▶ SELEÇÃO

○ ○ ○ ○

AMPLEXOS, ÓSCULOS E AMIZADES

Como professora, muitas vezes foi meu dever ensinar sobre o “signo linguístico”, segundo Ferdinand de Saussure. O conceito em si não é exatamente fácil de entender: O signo linguístico é a união de uma imagem acústica e um conceito, de um significante e um significado.

Para que entendessem melhor, eu escrevia no quadro duas palavras: amplexo e ósculo, e pedia que meus alunos as lessem. Em seguida, eu solicitava que eles me dessem os seus significados. Normalmente, eles não conseguiam atender o meu segundo comando, então eu lhes dizia que ao lerem-nas, eles tinham transformado as imagens gráficas (as letras) em imagens acústicas (os sons das letras juntas), e que, portanto, eles tinham acabado de me dar os significantes daquelas palavras. Por fim, eu aliviava seus corações dizendo que pouca gente sabe que amplexo significa abraço e que ósculo significa beijo.

Ósculos ou beijos podem ser demonstrações de amor carnal, de amizade ou até mesmo de traição, como aprendemos em Mateus 26:47-50, Marcos 14:43-45 e Lucas 22:47-48, quando vemos Judas assim agindo para identificar Jesus para os soldados romanos.

Eu costumo usar abraços e beijos para demonstrar o nível de amizade e consideração que eu tenho pelas pessoas. Faço isso sem falsidade alguma, sem temer ser mal interpretada. Quanto maior o meu afeto pela pessoa, mais verdadeiro eles são: os beijos estalam nas bochechas dos amigos e com os abraços é possível sentir os pulsares dos dois corações. Há quem não goste disso e não me chateio, simplesmente me convenço de que me equivoquei na classificação de “amigo” e excluo ou desço a pessoa alguns degraus na minha escala da amizades.

○ ○ ○ ○

▶ SEÇÃO DE DADOS
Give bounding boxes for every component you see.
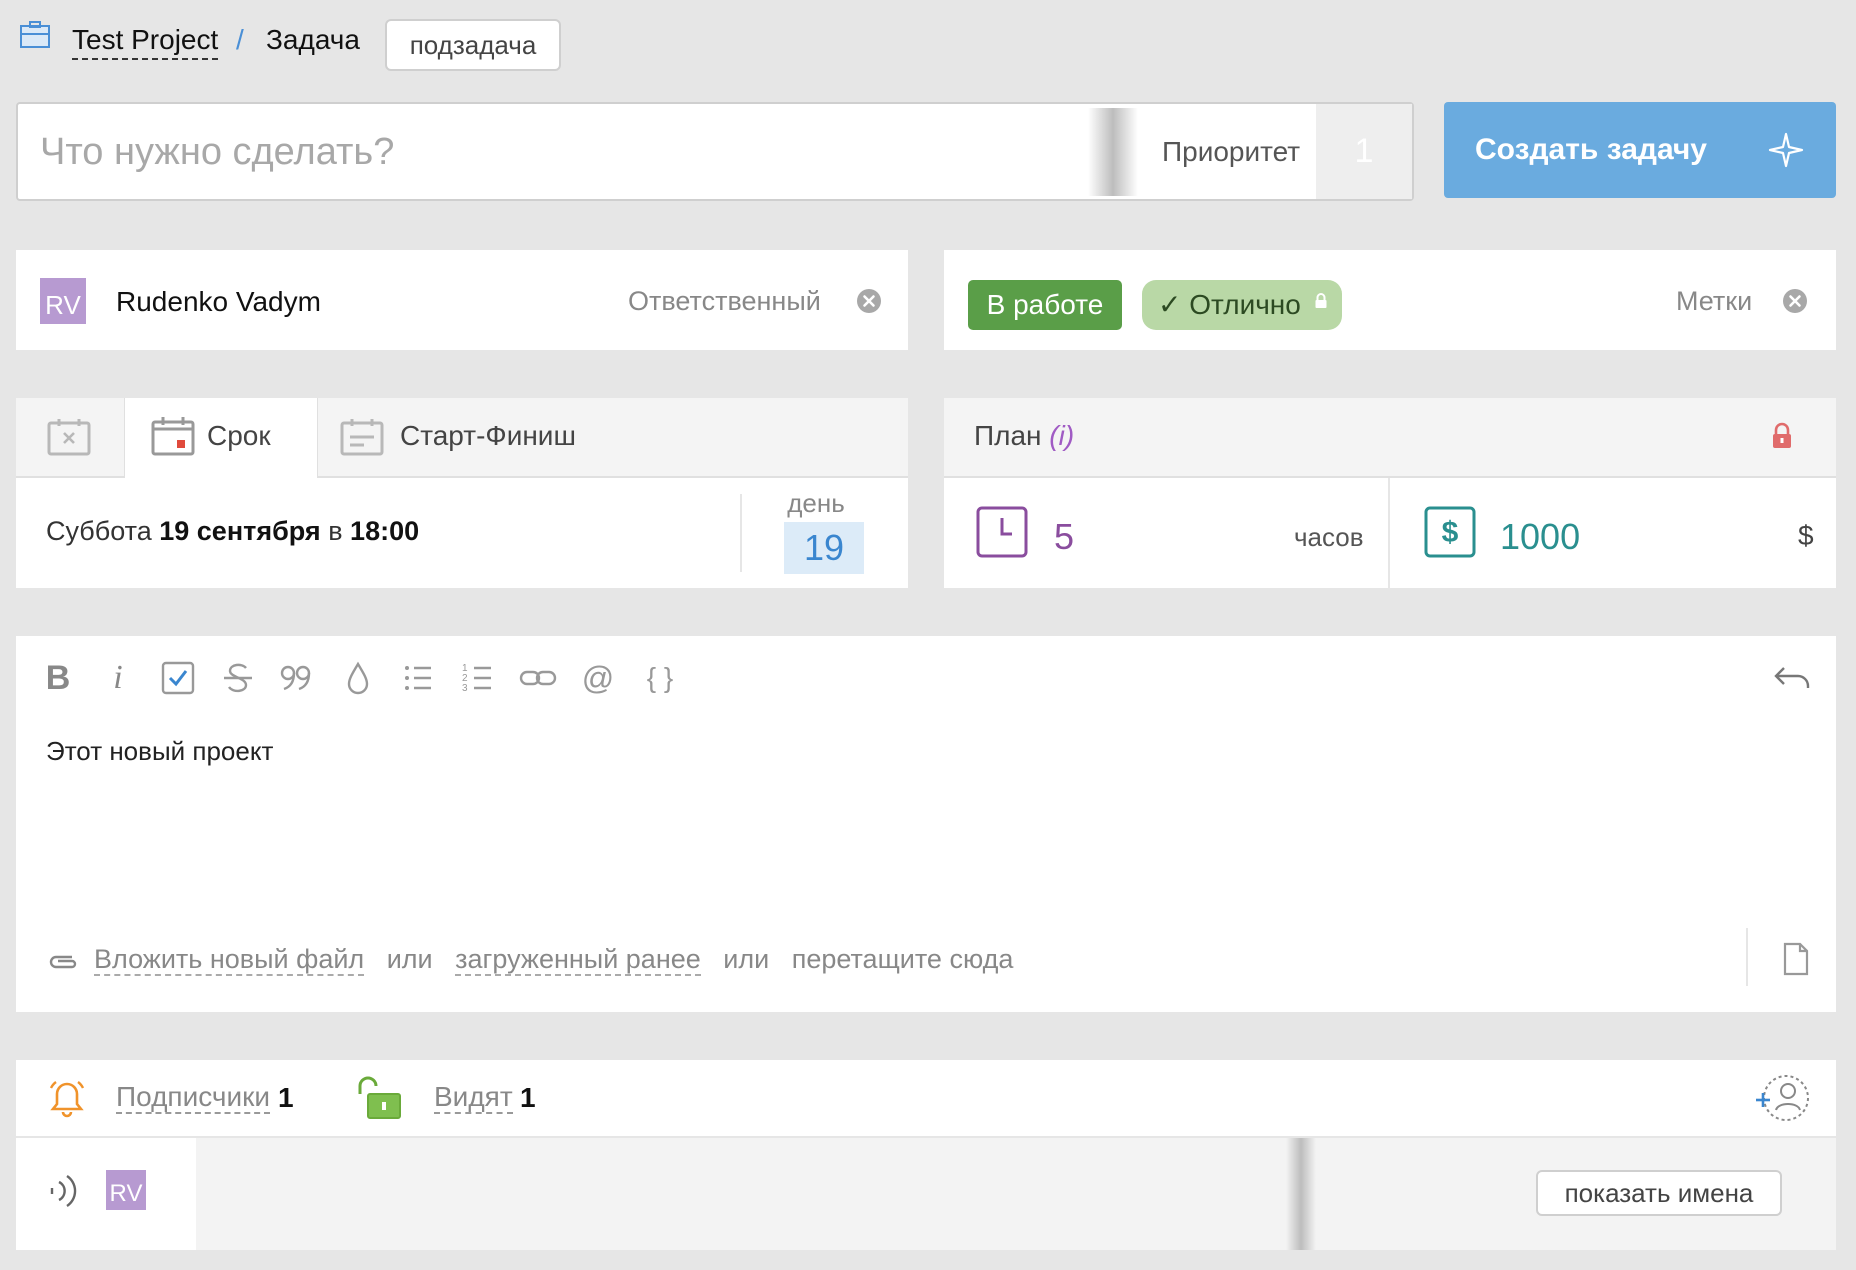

○ ○ ○ ○

▶ PARTES DO EXERCÍCIO
a – Resuma em duas frases o texto sobre amplexos e ósculos.
b – No texto sobre amplexos e ósculos, transforme em uma lista o parágrafo que começa com "Para que entendessem melhor", mantendo os fatos principais.
c – Continue o texto sobre amplexos e ósculos a partir do ponto em que ele termina.

▶ RESPOSTAS
a – Ao ensinar o conceito de signo linguístico de Saussure, a professora pedia aos alunos que lessem as palavras amplexo e ósculo, explicando que, ao lê-las, eles tinham produzido os significantes, embora não soubessem que os significados são abraço e beijo. Ela usa abraços e beijos para demonstrar o nível de amizade e consideração que tem pelas pessoas e, quando alguém não gosta disso, exclui a pessoa ou a desce alguns degraus na sua escala de amizades.

b –
- A professora escrevia no quadro as palavras amplexo e ósculo e pedia que os alunos as lessem.
- Em seguida, pedia que dessem os significados, o que eles normalmente não conseguiam fazer.
- Explicava que, ao lerem as palavras, eles tinham transformado imagens gráficas (as letras) em imagens acústicas (os sons), dando assim os significantes.
- Por fim, dizia que pouca gente sabe que amplexo significa abraço e ósculo significa beijo.

c –
Nesse ponto, entra algo muito raro, que merece ser preservado e honrado para vida toda: a amizade. Há quem confunda esse termo e o use apenas quando as situações são plenas de festas e de alegrias, ou quando algum interesse maior está em jogo.

Não é exatamente fácil discernir as amizades verdadeiras, mas costumo avaliar se além da sintonia de almas, de ideias e de ideais, a pessoa se solidariza ou comparece nos momentos de dor. Amigos reais são assim: eles se alegram com a felicidade do outro e choram quando o amigo sofre ou se vai.

Dia 03 de fevereiro de 2022, eu e um grupo de familiares e amigos compartilhamos a dor de velarmos e de levarmos até a sua última morada o querido professor de Geografia, Wagner da Silva Andrade. Pessoa agradabilíssima, que conseguia aliar inteligência, competência profissional e ótimo relacionamento interpessoal, e em quem eu dei amplexos apertados e ósculos estalados todas as vezes que nos encontrávamos.

Um pouco antes das orações finais, chegaram do Rio de Janeiro os seus familiares e entre eles um irmão imensamente parecido com ele. Talvez mais baixo, menos “fortinho”, olhos mais claros... Mas aquela imagem bonita marejou meus olhos, apertou muito meu coração.

Na hora em que o corpo já se encontrava no carro que o levaria ao cemitério São José, coincidentemente, esse irmão do meu amigo Waguinho estava bem próximo a mim. Não me contive, o abordei e pedi: posso te dar um abraço? Claro que ele aceitou. Foi um abraço apertado, longo, regado a lágrimas, em que eu pude sentir seu coração pulsar tão emocionado e dolorido quanto o meu.

Não sei seu nome, sei que é 11 anos mais novo que o meu amigo, mas isso não é o mais importante: com aquele abraço eu deixei com mais alguém da família um pedaço da grande amizade e carinho que sempre vou nutrir por aquele inesquecível amigo.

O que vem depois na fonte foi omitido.